* **Instructions to follow**
Skip the pictures and quote all of the lines exactly.

* * *

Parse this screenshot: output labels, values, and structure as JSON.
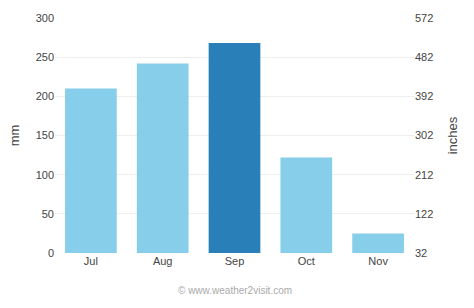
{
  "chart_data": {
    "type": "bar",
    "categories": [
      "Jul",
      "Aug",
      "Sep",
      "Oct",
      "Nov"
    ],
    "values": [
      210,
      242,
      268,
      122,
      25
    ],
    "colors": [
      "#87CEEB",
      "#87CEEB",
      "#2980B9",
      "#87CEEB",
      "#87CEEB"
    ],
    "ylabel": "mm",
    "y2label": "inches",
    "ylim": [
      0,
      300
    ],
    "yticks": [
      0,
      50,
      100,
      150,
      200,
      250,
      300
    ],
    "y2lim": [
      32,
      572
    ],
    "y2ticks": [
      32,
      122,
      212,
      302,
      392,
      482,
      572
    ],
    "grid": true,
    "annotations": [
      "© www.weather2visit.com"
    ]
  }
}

* * *

* **Task output**
Parse this screenshot: output labels, values, and structure as JSON.
{
  "chart_data": {
    "type": "bar",
    "categories": [
      "Jul",
      "Aug",
      "Sep",
      "Oct",
      "Nov"
    ],
    "values": [
      210,
      242,
      268,
      122,
      25
    ],
    "colors": [
      "#87CEEB",
      "#87CEEB",
      "#2980B9",
      "#87CEEB",
      "#87CEEB"
    ],
    "ylabel": "mm",
    "y2label": "inches",
    "ylim": [
      0,
      300
    ],
    "yticks": [
      0,
      50,
      100,
      150,
      200,
      250,
      300
    ],
    "y2lim": [
      32,
      572
    ],
    "y2ticks": [
      32,
      122,
      212,
      302,
      392,
      482,
      572
    ],
    "grid": true,
    "annotations": [
      "© www.weather2visit.com"
    ]
  }
}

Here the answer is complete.